(Records about charts and figures)
= = =

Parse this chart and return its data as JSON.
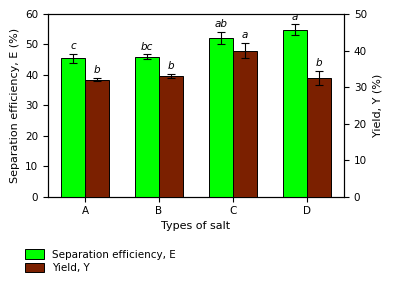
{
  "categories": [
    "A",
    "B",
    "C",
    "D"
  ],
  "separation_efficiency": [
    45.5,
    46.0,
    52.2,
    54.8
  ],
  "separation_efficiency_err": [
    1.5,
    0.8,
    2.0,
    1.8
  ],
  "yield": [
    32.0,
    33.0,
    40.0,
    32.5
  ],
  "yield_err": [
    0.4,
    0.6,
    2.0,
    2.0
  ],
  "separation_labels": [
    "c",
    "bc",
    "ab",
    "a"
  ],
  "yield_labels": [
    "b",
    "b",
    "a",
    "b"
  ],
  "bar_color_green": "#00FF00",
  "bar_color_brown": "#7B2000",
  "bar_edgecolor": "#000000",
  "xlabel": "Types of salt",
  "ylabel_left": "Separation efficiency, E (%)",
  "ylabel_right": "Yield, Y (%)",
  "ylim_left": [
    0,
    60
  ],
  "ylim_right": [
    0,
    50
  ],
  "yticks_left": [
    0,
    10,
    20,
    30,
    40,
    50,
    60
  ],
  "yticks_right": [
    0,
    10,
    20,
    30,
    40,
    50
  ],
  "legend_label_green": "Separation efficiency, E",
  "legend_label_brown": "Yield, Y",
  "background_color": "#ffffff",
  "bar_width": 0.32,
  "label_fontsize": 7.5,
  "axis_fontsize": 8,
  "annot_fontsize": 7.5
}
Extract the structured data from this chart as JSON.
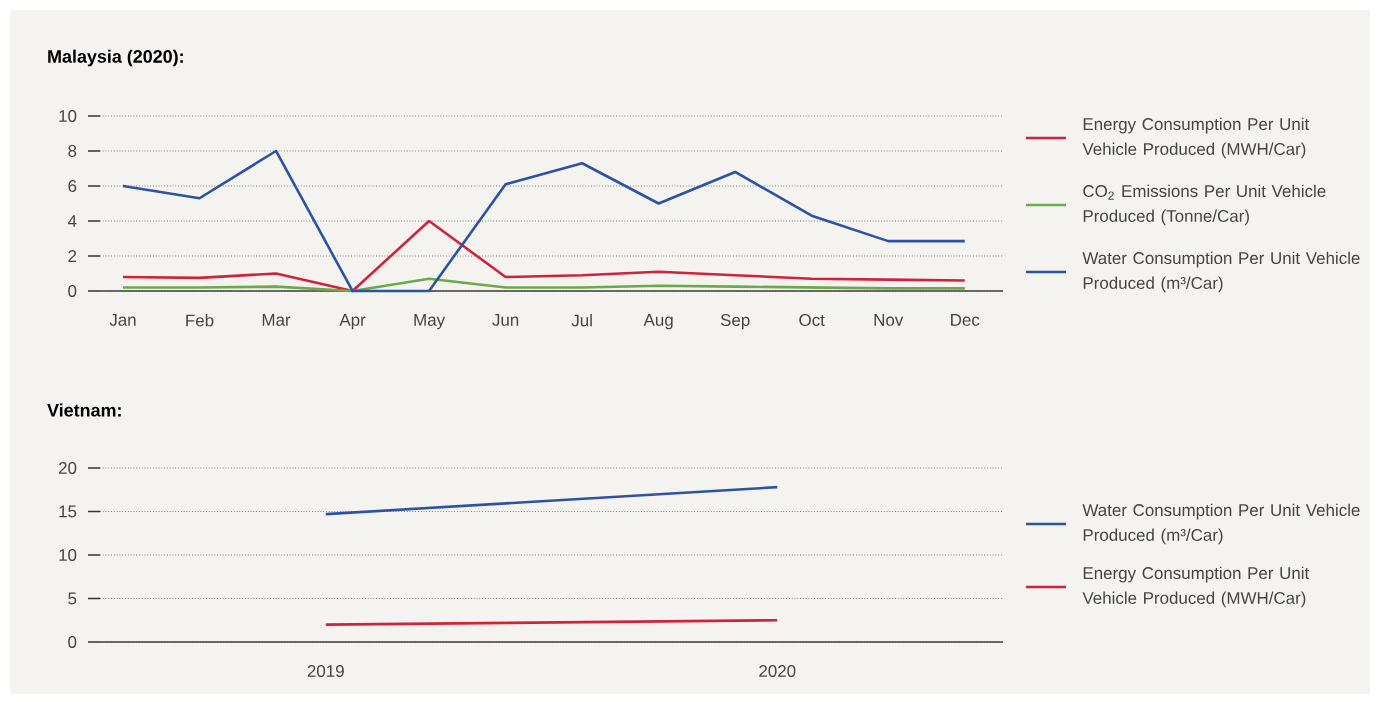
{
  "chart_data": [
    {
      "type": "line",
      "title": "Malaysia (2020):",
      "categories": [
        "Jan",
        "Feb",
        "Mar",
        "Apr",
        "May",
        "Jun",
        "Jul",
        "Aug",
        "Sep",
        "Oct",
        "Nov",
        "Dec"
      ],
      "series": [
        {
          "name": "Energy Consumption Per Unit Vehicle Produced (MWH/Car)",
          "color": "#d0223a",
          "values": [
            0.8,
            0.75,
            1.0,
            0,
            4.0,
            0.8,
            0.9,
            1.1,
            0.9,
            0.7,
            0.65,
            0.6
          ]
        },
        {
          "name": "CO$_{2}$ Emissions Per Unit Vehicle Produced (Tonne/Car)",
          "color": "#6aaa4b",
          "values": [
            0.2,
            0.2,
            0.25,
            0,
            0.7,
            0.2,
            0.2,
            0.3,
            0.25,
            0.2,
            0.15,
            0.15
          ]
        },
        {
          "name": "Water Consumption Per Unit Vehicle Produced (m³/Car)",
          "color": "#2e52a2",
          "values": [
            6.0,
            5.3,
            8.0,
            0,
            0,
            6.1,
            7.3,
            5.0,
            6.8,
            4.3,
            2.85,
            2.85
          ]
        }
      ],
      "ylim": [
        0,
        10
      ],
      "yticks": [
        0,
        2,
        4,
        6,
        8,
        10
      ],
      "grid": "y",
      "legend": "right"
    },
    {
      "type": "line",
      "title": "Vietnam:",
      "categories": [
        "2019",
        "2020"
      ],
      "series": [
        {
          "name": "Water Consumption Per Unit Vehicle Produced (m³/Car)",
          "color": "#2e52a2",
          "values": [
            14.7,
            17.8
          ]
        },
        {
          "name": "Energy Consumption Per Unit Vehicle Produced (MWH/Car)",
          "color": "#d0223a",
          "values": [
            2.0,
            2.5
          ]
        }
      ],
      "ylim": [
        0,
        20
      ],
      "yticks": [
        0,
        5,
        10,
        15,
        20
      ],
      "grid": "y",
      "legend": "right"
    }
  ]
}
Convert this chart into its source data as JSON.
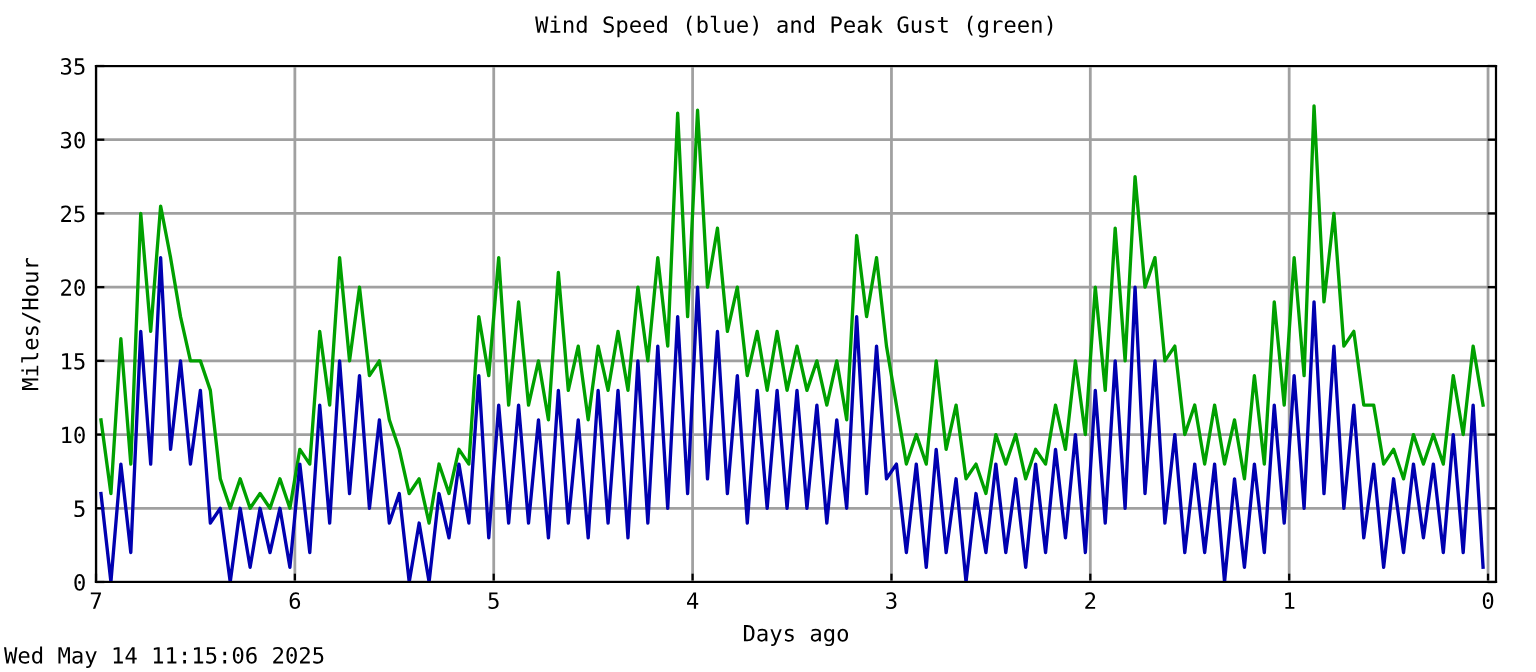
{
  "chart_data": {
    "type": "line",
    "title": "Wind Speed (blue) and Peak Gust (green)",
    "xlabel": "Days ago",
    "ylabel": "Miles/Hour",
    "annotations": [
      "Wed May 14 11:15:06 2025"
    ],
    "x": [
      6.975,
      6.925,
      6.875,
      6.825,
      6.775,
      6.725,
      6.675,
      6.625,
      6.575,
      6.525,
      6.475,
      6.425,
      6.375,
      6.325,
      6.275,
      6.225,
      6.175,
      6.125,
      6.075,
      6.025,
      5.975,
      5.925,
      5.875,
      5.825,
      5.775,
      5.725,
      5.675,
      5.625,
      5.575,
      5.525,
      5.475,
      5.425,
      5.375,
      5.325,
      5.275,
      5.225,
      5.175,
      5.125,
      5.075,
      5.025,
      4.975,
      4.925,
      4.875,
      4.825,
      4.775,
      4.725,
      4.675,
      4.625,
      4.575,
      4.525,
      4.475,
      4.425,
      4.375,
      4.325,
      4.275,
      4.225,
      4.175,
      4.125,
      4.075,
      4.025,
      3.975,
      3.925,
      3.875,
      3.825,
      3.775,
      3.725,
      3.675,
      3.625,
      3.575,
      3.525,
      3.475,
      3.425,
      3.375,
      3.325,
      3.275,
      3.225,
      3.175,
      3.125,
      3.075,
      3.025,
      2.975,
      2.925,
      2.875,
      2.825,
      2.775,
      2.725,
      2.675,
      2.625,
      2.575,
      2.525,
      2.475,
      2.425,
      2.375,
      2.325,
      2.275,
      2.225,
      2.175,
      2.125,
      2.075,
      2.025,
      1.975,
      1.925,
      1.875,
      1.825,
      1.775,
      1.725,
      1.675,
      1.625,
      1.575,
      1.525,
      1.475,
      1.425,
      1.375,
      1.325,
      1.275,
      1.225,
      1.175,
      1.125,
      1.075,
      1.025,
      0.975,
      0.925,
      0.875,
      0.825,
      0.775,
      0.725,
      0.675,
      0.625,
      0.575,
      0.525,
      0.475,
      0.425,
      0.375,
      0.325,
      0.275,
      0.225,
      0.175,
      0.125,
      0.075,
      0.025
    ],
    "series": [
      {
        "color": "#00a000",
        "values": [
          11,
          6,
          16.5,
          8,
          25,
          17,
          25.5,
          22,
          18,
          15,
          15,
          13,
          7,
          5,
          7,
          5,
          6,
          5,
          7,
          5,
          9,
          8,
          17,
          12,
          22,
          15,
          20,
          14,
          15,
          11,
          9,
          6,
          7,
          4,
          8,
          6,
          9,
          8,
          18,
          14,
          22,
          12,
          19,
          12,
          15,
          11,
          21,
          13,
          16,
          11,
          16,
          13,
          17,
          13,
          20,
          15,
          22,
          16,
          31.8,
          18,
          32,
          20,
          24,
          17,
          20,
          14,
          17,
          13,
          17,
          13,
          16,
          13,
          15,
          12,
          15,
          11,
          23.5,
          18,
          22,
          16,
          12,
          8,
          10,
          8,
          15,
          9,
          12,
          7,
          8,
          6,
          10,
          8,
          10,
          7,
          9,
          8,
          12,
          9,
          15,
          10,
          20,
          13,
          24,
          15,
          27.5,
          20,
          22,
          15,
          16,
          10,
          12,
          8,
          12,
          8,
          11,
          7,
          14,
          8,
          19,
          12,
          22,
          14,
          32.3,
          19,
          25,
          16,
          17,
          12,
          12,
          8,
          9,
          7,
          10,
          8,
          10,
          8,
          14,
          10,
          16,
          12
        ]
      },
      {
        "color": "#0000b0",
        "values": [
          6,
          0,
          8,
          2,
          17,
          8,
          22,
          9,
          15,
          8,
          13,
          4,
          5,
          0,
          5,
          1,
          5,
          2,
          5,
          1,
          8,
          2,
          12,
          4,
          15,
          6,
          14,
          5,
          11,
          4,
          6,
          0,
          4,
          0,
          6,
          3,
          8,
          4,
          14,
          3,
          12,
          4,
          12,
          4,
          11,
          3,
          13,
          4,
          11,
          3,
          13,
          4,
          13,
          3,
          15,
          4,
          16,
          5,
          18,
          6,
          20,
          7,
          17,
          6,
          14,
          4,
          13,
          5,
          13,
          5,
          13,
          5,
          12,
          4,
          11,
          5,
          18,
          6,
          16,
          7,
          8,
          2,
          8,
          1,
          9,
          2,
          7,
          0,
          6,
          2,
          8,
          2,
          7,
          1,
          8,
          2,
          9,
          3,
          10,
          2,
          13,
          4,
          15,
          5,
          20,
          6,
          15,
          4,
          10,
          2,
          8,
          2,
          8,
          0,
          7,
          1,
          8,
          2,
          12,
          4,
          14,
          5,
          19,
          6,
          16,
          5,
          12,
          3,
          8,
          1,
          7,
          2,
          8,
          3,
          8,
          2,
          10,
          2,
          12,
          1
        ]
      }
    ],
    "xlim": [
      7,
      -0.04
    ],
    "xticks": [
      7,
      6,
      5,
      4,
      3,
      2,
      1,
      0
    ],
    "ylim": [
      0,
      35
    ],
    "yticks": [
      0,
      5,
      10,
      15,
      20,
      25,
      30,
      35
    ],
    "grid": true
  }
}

= = =

PROBLEM DESCRIPTION: From the entries above, copy every line that holds the word "JSON".

ANSWER IN FULL:
Parse this chart and return its data as JSON.
Extract the structured data from this chart as JSON.
Convert this chart into its source data as JSON.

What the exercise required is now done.